**EXERCISE:**
Find how many lines hold the word "color" and give that number only.

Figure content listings
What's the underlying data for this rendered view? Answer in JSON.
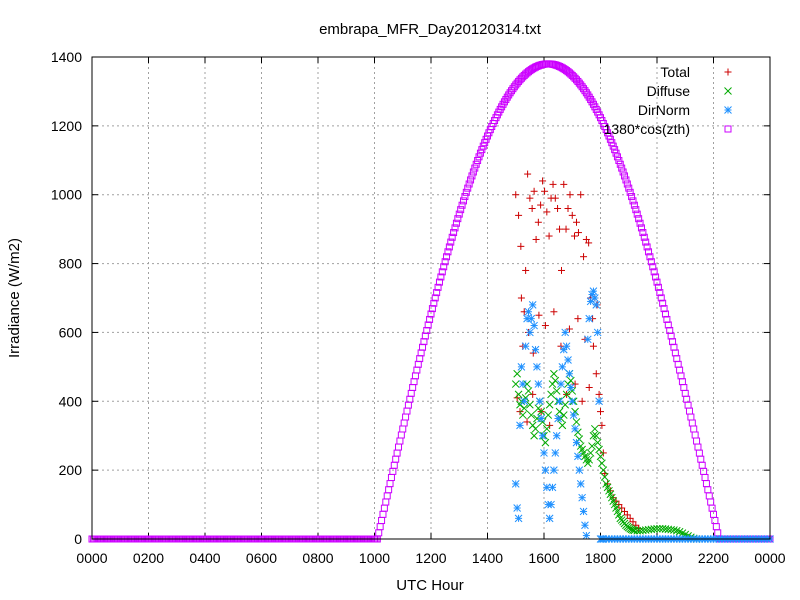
{
  "chart_data": {
    "type": "scatter",
    "title": "embrapa_MFR_Day20120314.txt",
    "xlabel": "UTC Hour",
    "ylabel": "Irradiance (W/m2)",
    "xlim": [
      0,
      24
    ],
    "ylim": [
      0,
      1400
    ],
    "grid": true,
    "legend_position": "top-right",
    "x_ticks": [
      {
        "value": 0,
        "label": "0000"
      },
      {
        "value": 2,
        "label": "0200"
      },
      {
        "value": 4,
        "label": "0400"
      },
      {
        "value": 6,
        "label": "0600"
      },
      {
        "value": 8,
        "label": "0800"
      },
      {
        "value": 10,
        "label": "1000"
      },
      {
        "value": 12,
        "label": "1200"
      },
      {
        "value": 14,
        "label": "1400"
      },
      {
        "value": 16,
        "label": "1600"
      },
      {
        "value": 18,
        "label": "1800"
      },
      {
        "value": 20,
        "label": "2000"
      },
      {
        "value": 22,
        "label": "2200"
      },
      {
        "value": 24,
        "label": "0000"
      }
    ],
    "y_ticks": [
      0,
      200,
      400,
      600,
      800,
      1000,
      1200,
      1400
    ],
    "series": [
      {
        "name": "Total",
        "marker": "plus",
        "color": "#cc0000",
        "points": [
          [
            15.0,
            1000
          ],
          [
            15.1,
            940
          ],
          [
            15.18,
            850
          ],
          [
            15.25,
            560
          ],
          [
            15.3,
            660
          ],
          [
            15.35,
            780
          ],
          [
            15.42,
            1060
          ],
          [
            15.5,
            990
          ],
          [
            15.58,
            960
          ],
          [
            15.65,
            1010
          ],
          [
            15.72,
            870
          ],
          [
            15.8,
            920
          ],
          [
            15.88,
            970
          ],
          [
            15.95,
            1040
          ],
          [
            16.02,
            1010
          ],
          [
            16.1,
            950
          ],
          [
            16.18,
            880
          ],
          [
            16.25,
            990
          ],
          [
            16.32,
            1030
          ],
          [
            16.4,
            990
          ],
          [
            16.48,
            960
          ],
          [
            16.55,
            900
          ],
          [
            16.62,
            780
          ],
          [
            16.7,
            1030
          ],
          [
            16.78,
            900
          ],
          [
            16.85,
            960
          ],
          [
            16.92,
            1000
          ],
          [
            17.0,
            940
          ],
          [
            17.08,
            880
          ],
          [
            17.15,
            920
          ],
          [
            17.22,
            890
          ],
          [
            17.3,
            1000
          ],
          [
            17.4,
            820
          ],
          [
            17.5,
            870
          ],
          [
            17.58,
            860
          ],
          [
            17.65,
            700
          ],
          [
            17.72,
            640
          ],
          [
            17.8,
            700
          ],
          [
            17.88,
            680
          ],
          [
            15.2,
            700
          ],
          [
            15.45,
            600
          ],
          [
            15.62,
            540
          ],
          [
            15.82,
            650
          ],
          [
            16.05,
            620
          ],
          [
            16.35,
            660
          ],
          [
            16.6,
            560
          ],
          [
            16.9,
            610
          ],
          [
            17.2,
            640
          ],
          [
            17.45,
            580
          ],
          [
            17.75,
            560
          ],
          [
            15.05,
            410
          ],
          [
            15.15,
            370
          ],
          [
            15.4,
            340
          ],
          [
            15.6,
            420
          ],
          [
            15.9,
            370
          ],
          [
            16.2,
            330
          ],
          [
            16.5,
            350
          ],
          [
            16.8,
            420
          ],
          [
            17.1,
            450
          ],
          [
            17.35,
            400
          ],
          [
            17.6,
            440
          ],
          [
            17.85,
            480
          ],
          [
            17.95,
            420
          ],
          [
            18.0,
            370
          ],
          [
            18.05,
            330
          ],
          [
            18.1,
            250
          ],
          [
            18.15,
            190
          ],
          [
            18.25,
            160
          ],
          [
            18.35,
            140
          ],
          [
            18.45,
            120
          ],
          [
            18.55,
            110
          ],
          [
            18.65,
            100
          ],
          [
            18.75,
            90
          ],
          [
            18.85,
            80
          ],
          [
            18.95,
            70
          ],
          [
            19.05,
            60
          ],
          [
            19.15,
            50
          ],
          [
            19.25,
            40
          ],
          [
            19.35,
            30
          ]
        ]
      },
      {
        "name": "Diffuse",
        "marker": "cross",
        "color": "#00aa00",
        "points": [
          [
            15.0,
            450
          ],
          [
            15.05,
            480
          ],
          [
            15.1,
            420
          ],
          [
            15.15,
            390
          ],
          [
            15.2,
            400
          ],
          [
            15.25,
            360
          ],
          [
            15.3,
            380
          ],
          [
            15.35,
            410
          ],
          [
            15.4,
            450
          ],
          [
            15.45,
            430
          ],
          [
            15.5,
            390
          ],
          [
            15.55,
            360
          ],
          [
            15.6,
            330
          ],
          [
            15.65,
            300
          ],
          [
            15.7,
            320
          ],
          [
            15.75,
            350
          ],
          [
            15.8,
            380
          ],
          [
            15.85,
            400
          ],
          [
            15.9,
            370
          ],
          [
            15.95,
            340
          ],
          [
            16.0,
            300
          ],
          [
            16.05,
            280
          ],
          [
            16.1,
            320
          ],
          [
            16.15,
            360
          ],
          [
            16.2,
            390
          ],
          [
            16.25,
            420
          ],
          [
            16.3,
            450
          ],
          [
            16.35,
            480
          ],
          [
            16.4,
            460
          ],
          [
            16.45,
            430
          ],
          [
            16.5,
            400
          ],
          [
            16.55,
            370
          ],
          [
            16.6,
            350
          ],
          [
            16.65,
            330
          ],
          [
            16.7,
            360
          ],
          [
            16.75,
            390
          ],
          [
            16.8,
            420
          ],
          [
            16.85,
            450
          ],
          [
            16.9,
            480
          ],
          [
            16.95,
            460
          ],
          [
            17.0,
            430
          ],
          [
            17.05,
            400
          ],
          [
            17.1,
            370
          ],
          [
            17.15,
            340
          ],
          [
            17.2,
            310
          ],
          [
            17.25,
            290
          ],
          [
            17.3,
            270
          ],
          [
            17.35,
            260
          ],
          [
            17.4,
            250
          ],
          [
            17.45,
            240
          ],
          [
            17.5,
            230
          ],
          [
            17.55,
            220
          ],
          [
            17.6,
            230
          ],
          [
            17.65,
            250
          ],
          [
            17.7,
            270
          ],
          [
            17.75,
            300
          ],
          [
            17.8,
            320
          ],
          [
            17.85,
            300
          ],
          [
            17.9,
            280
          ],
          [
            17.95,
            260
          ],
          [
            18.0,
            240
          ],
          [
            18.05,
            220
          ],
          [
            18.1,
            200
          ],
          [
            18.15,
            180
          ],
          [
            18.2,
            160
          ],
          [
            18.25,
            150
          ],
          [
            18.3,
            140
          ],
          [
            18.35,
            130
          ],
          [
            18.4,
            120
          ],
          [
            18.45,
            110
          ],
          [
            18.5,
            100
          ],
          [
            18.55,
            90
          ],
          [
            18.6,
            80
          ],
          [
            18.65,
            70
          ],
          [
            18.7,
            60
          ],
          [
            18.75,
            55
          ],
          [
            18.8,
            50
          ],
          [
            18.85,
            45
          ],
          [
            18.9,
            40
          ],
          [
            18.95,
            36
          ],
          [
            19.0,
            33
          ],
          [
            19.05,
            30
          ],
          [
            19.1,
            28
          ],
          [
            19.15,
            26
          ],
          [
            19.2,
            25
          ],
          [
            19.3,
            24
          ],
          [
            19.4,
            24
          ],
          [
            19.5,
            25
          ],
          [
            19.6,
            26
          ],
          [
            19.7,
            27
          ],
          [
            19.8,
            28
          ],
          [
            19.9,
            29
          ],
          [
            20.0,
            30
          ],
          [
            20.1,
            30
          ],
          [
            20.2,
            30
          ],
          [
            20.3,
            29
          ],
          [
            20.4,
            28
          ],
          [
            20.5,
            27
          ],
          [
            20.6,
            26
          ],
          [
            20.7,
            24
          ],
          [
            20.8,
            21
          ],
          [
            20.9,
            17
          ],
          [
            21.0,
            13
          ],
          [
            21.1,
            9
          ],
          [
            21.2,
            5
          ],
          [
            21.3,
            2
          ],
          [
            21.4,
            0
          ]
        ]
      },
      {
        "name": "DirNorm",
        "marker": "star",
        "color": "#1e90ff",
        "points": [
          [
            15.0,
            160
          ],
          [
            15.05,
            90
          ],
          [
            15.1,
            60
          ],
          [
            15.15,
            330
          ],
          [
            15.2,
            500
          ],
          [
            15.25,
            450
          ],
          [
            15.3,
            400
          ],
          [
            15.35,
            560
          ],
          [
            15.4,
            640
          ],
          [
            15.45,
            660
          ],
          [
            15.5,
            600
          ],
          [
            15.55,
            640
          ],
          [
            15.6,
            680
          ],
          [
            15.65,
            620
          ],
          [
            15.7,
            550
          ],
          [
            15.75,
            500
          ],
          [
            15.8,
            450
          ],
          [
            15.85,
            400
          ],
          [
            15.9,
            350
          ],
          [
            15.95,
            300
          ],
          [
            16.0,
            250
          ],
          [
            16.05,
            200
          ],
          [
            16.1,
            150
          ],
          [
            16.15,
            100
          ],
          [
            16.2,
            60
          ],
          [
            16.25,
            100
          ],
          [
            16.3,
            150
          ],
          [
            16.35,
            200
          ],
          [
            16.4,
            250
          ],
          [
            16.45,
            300
          ],
          [
            16.5,
            350
          ],
          [
            16.55,
            400
          ],
          [
            16.6,
            450
          ],
          [
            16.65,
            500
          ],
          [
            16.7,
            550
          ],
          [
            16.75,
            600
          ],
          [
            16.8,
            560
          ],
          [
            16.85,
            520
          ],
          [
            16.9,
            480
          ],
          [
            16.95,
            440
          ],
          [
            17.0,
            400
          ],
          [
            17.05,
            360
          ],
          [
            17.1,
            320
          ],
          [
            17.15,
            280
          ],
          [
            17.2,
            240
          ],
          [
            17.25,
            200
          ],
          [
            17.3,
            160
          ],
          [
            17.35,
            120
          ],
          [
            17.4,
            80
          ],
          [
            17.45,
            40
          ],
          [
            17.5,
            10
          ],
          [
            17.55,
            580
          ],
          [
            17.6,
            640
          ],
          [
            17.65,
            690
          ],
          [
            17.7,
            710
          ],
          [
            17.75,
            720
          ],
          [
            17.8,
            700
          ],
          [
            17.85,
            680
          ],
          [
            17.9,
            600
          ],
          [
            17.95,
            400
          ],
          [
            18.0,
            0
          ],
          [
            18.05,
            0
          ],
          [
            18.1,
            0
          ],
          [
            18.2,
            0
          ],
          [
            18.3,
            0
          ],
          [
            18.4,
            0
          ],
          [
            18.5,
            0
          ],
          [
            18.6,
            0
          ],
          [
            18.7,
            0
          ],
          [
            18.8,
            0
          ],
          [
            18.9,
            0
          ],
          [
            19.0,
            0
          ],
          [
            19.1,
            0
          ],
          [
            19.2,
            0
          ],
          [
            19.3,
            0
          ],
          [
            19.4,
            0
          ],
          [
            19.5,
            0
          ],
          [
            19.6,
            0
          ],
          [
            19.7,
            0
          ],
          [
            19.8,
            0
          ],
          [
            19.9,
            0
          ],
          [
            20.0,
            0
          ],
          [
            20.1,
            0
          ],
          [
            20.2,
            0
          ],
          [
            20.3,
            0
          ],
          [
            20.4,
            0
          ],
          [
            20.5,
            0
          ],
          [
            20.6,
            0
          ],
          [
            20.7,
            0
          ],
          [
            20.8,
            0
          ],
          [
            20.9,
            0
          ],
          [
            21.0,
            0
          ],
          [
            21.1,
            0
          ],
          [
            21.2,
            0
          ],
          [
            21.3,
            0
          ],
          [
            21.4,
            0
          ],
          [
            21.5,
            0
          ],
          [
            21.6,
            0
          ],
          [
            21.7,
            0
          ],
          [
            21.8,
            0
          ],
          [
            21.9,
            0
          ],
          [
            22.0,
            0
          ],
          [
            22.1,
            0
          ],
          [
            22.2,
            0
          ],
          [
            22.3,
            0
          ],
          [
            22.4,
            0
          ],
          [
            22.5,
            0
          ],
          [
            22.6,
            0
          ],
          [
            22.7,
            0
          ],
          [
            22.8,
            0
          ],
          [
            22.9,
            0
          ],
          [
            23.0,
            0
          ],
          [
            23.1,
            0
          ],
          [
            23.2,
            0
          ],
          [
            23.3,
            0
          ],
          [
            23.4,
            0
          ],
          [
            23.5,
            0
          ],
          [
            23.6,
            0
          ],
          [
            23.7,
            0
          ],
          [
            23.8,
            0
          ],
          [
            23.9,
            0
          ],
          [
            24.0,
            0
          ]
        ]
      },
      {
        "name": "1380*cos(zth)",
        "marker": "square",
        "color": "#cc00ff",
        "amplitude": 1380,
        "nonzero_range": [
          10.1,
          22.2
        ]
      }
    ]
  }
}
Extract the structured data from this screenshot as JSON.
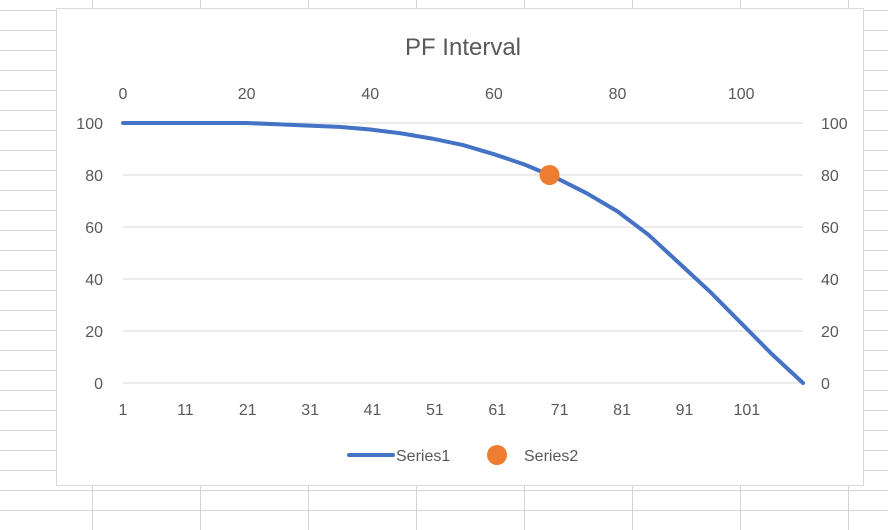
{
  "chart_data": {
    "type": "line",
    "title": "PF Interval",
    "xlabel": "",
    "ylabel": "",
    "primary_x_ticks": [
      "1",
      "11",
      "21",
      "31",
      "41",
      "51",
      "61",
      "71",
      "81",
      "91",
      "101"
    ],
    "secondary_x_ticks": [
      "0",
      "20",
      "40",
      "60",
      "80",
      "100"
    ],
    "y_ticks": [
      "0",
      "20",
      "40",
      "60",
      "80",
      "100"
    ],
    "secondary_y_ticks": [
      "0",
      "20",
      "40",
      "60",
      "80",
      "100"
    ],
    "ylim": [
      0,
      100
    ],
    "secondary_xlim": [
      0,
      110
    ],
    "grid": true,
    "legend": "bottom",
    "series": [
      {
        "name": "Series1",
        "style": "line",
        "color": "#4472C4",
        "x": [
          0,
          10,
          20,
          25,
          30,
          35,
          40,
          45,
          50,
          55,
          60,
          65,
          70,
          75,
          80,
          85,
          90,
          95,
          100,
          105,
          110
        ],
        "y": [
          100,
          100,
          100,
          99.5,
          99,
          98.5,
          97.5,
          96,
          94,
          91.5,
          88,
          84,
          79,
          73,
          66,
          57,
          46,
          35,
          23,
          11,
          0
        ]
      },
      {
        "name": "Series2",
        "style": "marker",
        "color": "#ED7D31",
        "x": [
          69
        ],
        "y": [
          80
        ]
      }
    ]
  }
}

**TASK OUTPUT:**
6